**YOUR OBJECTIVE**: Give the number of lines in the listing that hold the word "hàng". Write nothing but that number.

**DATA TO PROCESS**:

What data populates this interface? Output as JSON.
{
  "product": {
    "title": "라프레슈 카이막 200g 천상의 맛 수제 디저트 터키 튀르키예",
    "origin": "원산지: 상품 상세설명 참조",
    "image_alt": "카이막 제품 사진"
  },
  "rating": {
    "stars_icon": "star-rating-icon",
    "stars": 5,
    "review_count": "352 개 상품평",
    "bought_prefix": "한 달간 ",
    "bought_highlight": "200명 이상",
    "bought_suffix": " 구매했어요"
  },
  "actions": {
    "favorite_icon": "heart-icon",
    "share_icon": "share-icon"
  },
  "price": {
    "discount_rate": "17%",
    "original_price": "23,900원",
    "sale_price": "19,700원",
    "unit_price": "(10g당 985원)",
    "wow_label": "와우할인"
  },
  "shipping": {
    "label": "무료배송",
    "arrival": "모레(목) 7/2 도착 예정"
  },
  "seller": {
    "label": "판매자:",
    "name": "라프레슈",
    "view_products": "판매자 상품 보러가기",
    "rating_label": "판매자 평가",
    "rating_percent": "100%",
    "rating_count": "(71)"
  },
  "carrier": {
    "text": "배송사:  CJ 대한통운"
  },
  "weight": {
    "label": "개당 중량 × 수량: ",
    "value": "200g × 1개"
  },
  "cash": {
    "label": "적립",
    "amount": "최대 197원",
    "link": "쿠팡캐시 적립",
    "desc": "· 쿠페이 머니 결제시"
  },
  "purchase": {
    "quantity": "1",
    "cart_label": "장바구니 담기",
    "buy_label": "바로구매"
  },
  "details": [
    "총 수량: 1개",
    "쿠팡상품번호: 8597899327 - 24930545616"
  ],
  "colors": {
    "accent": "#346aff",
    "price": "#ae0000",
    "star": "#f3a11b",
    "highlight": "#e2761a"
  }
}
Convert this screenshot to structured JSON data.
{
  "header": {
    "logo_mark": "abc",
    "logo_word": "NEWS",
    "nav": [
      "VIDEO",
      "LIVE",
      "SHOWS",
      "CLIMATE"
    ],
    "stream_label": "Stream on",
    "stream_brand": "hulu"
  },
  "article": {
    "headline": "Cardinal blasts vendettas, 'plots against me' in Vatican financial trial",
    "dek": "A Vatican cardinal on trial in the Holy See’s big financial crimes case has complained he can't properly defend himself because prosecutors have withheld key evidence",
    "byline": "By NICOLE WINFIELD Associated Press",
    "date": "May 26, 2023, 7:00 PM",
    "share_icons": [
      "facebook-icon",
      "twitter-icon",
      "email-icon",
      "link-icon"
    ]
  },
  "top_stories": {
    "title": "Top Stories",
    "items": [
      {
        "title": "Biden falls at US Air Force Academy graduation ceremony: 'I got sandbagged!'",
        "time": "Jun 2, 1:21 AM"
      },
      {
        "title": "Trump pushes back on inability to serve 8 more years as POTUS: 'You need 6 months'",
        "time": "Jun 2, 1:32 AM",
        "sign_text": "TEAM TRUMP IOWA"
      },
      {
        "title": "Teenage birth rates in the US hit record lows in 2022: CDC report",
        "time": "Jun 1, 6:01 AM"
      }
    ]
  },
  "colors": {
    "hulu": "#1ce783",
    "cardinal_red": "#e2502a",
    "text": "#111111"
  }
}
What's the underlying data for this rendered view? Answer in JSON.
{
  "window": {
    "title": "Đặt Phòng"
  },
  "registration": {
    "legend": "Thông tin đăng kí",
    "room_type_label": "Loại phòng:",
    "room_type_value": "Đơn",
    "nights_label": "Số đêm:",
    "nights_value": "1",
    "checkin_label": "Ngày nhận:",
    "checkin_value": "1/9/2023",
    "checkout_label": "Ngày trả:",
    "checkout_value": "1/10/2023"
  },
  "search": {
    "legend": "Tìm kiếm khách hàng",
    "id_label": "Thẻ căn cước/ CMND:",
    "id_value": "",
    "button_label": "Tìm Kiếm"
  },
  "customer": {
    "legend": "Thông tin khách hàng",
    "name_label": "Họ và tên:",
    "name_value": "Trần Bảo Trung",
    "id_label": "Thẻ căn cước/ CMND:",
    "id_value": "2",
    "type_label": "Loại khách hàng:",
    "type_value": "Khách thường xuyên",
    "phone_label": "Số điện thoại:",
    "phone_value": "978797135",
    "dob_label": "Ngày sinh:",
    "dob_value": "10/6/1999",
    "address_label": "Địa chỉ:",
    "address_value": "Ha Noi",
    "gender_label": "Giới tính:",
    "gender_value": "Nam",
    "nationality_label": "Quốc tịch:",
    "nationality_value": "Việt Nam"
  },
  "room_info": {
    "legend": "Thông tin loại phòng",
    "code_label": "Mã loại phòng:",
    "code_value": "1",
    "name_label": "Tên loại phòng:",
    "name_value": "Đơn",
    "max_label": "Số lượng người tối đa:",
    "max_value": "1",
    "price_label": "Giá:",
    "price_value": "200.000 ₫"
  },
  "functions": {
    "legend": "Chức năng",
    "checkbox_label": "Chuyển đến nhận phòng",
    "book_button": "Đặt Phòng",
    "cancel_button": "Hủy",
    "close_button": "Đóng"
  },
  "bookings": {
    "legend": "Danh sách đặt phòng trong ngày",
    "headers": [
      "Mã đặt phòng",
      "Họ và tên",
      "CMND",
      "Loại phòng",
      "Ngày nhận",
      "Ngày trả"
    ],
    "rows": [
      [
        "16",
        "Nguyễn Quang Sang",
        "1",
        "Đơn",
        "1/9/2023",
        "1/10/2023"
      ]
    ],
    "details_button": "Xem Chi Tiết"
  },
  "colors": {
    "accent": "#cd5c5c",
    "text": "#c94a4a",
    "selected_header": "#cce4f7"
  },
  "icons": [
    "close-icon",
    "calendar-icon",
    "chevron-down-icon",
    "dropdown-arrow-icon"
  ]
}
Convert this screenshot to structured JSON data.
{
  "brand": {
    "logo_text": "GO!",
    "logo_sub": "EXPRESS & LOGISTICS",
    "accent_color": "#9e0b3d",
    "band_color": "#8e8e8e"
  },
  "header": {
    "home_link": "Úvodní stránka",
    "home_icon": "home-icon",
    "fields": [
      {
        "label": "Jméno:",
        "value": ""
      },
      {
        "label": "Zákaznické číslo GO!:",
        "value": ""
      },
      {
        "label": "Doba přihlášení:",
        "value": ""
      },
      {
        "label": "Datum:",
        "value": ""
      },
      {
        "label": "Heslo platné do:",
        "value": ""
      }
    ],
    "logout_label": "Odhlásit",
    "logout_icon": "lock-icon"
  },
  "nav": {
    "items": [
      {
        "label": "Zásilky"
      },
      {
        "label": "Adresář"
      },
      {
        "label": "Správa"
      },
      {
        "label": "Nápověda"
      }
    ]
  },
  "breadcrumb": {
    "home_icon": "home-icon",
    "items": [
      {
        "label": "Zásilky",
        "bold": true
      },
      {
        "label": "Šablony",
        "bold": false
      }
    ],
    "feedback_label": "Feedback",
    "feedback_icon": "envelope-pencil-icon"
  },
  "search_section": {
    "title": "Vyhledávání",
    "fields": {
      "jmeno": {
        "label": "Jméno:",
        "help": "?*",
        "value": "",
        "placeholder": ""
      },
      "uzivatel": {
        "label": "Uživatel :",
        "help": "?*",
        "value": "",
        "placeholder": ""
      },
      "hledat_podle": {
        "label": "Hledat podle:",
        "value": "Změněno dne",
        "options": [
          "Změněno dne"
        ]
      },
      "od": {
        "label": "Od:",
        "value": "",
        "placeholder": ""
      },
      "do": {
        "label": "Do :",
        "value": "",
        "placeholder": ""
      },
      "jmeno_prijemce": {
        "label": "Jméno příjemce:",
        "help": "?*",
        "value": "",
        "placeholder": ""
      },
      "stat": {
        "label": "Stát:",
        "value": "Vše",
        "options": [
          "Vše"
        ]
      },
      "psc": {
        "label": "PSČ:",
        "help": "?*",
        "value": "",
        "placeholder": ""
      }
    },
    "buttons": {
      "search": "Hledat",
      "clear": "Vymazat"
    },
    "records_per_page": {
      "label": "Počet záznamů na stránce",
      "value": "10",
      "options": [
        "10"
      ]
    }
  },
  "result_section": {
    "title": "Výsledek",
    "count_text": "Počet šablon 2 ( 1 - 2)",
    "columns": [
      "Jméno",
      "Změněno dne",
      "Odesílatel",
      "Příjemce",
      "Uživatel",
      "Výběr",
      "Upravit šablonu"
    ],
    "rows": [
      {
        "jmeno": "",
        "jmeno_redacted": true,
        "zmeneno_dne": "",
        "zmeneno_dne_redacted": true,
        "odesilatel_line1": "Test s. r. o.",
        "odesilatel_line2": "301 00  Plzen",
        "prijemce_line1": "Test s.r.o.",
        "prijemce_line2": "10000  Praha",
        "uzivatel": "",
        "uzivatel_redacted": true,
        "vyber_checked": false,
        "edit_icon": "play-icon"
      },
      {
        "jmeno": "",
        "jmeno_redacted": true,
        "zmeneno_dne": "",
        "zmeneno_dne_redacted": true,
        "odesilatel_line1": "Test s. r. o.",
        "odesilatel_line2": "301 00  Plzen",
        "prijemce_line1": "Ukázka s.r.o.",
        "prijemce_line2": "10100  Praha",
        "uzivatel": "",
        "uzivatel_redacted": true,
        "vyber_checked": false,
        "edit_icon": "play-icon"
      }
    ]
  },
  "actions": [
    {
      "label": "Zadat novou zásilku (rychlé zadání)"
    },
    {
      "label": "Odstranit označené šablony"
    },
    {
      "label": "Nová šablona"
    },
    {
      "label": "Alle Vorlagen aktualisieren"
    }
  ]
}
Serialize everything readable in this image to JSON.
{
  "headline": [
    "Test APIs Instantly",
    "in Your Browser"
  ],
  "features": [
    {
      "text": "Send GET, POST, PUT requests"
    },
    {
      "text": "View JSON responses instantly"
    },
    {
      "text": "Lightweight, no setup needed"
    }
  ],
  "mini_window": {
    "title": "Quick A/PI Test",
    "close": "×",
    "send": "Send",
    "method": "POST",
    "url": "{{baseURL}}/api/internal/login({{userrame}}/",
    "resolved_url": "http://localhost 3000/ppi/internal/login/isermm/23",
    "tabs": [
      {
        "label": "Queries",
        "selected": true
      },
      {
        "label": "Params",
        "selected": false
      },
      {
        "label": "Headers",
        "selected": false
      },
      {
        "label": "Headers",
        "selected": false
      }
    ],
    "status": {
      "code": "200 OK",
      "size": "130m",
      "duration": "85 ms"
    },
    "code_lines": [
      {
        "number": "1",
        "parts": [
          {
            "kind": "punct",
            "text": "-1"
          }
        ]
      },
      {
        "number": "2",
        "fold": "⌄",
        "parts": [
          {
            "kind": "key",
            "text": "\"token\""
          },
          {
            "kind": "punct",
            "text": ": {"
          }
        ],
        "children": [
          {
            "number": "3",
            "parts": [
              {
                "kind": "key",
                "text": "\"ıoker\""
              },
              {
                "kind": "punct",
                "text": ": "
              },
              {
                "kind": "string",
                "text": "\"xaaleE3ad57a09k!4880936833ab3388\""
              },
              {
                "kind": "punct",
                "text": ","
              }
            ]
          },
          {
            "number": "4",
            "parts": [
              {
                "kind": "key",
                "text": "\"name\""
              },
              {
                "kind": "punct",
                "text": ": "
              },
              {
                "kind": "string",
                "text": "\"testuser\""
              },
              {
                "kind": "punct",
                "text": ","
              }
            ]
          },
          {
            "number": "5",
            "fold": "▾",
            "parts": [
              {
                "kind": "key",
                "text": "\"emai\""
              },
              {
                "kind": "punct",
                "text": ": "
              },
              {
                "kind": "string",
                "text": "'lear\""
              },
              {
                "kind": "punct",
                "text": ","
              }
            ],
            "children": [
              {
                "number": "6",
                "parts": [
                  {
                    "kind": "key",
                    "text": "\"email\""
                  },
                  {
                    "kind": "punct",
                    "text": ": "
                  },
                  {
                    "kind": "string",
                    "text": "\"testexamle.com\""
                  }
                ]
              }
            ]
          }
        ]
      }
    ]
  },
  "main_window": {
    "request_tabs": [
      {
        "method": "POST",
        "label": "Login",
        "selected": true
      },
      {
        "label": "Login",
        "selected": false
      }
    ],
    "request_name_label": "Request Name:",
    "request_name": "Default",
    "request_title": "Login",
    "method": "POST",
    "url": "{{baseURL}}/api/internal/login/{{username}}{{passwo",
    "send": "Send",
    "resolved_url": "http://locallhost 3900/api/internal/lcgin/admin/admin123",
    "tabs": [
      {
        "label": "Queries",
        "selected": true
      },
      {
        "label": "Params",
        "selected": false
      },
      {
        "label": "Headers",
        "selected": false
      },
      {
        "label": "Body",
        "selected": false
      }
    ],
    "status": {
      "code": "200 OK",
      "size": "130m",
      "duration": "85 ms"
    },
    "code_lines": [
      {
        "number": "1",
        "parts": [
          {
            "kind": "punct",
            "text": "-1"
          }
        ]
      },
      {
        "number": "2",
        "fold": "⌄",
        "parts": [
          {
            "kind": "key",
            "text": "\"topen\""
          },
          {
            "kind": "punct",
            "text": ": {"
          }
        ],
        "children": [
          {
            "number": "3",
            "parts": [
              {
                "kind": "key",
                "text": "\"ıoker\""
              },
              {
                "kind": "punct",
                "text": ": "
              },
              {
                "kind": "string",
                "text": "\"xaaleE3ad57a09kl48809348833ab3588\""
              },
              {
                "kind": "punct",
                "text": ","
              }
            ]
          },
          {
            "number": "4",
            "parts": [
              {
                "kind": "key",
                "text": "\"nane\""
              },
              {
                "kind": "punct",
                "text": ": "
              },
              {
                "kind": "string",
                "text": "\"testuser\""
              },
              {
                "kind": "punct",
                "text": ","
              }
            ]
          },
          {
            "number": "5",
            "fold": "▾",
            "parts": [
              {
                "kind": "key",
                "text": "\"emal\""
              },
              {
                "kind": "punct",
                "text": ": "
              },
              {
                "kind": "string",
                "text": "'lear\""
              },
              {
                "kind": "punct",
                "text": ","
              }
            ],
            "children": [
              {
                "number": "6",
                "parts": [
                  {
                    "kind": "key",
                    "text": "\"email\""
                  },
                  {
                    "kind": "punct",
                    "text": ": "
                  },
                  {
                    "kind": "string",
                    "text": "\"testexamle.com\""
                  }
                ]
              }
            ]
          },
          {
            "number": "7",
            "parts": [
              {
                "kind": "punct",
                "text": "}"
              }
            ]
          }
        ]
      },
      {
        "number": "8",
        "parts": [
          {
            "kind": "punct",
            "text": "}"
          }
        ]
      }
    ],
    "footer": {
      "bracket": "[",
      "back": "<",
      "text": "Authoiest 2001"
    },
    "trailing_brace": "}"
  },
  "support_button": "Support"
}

**SOLVED EXERCISE**: 3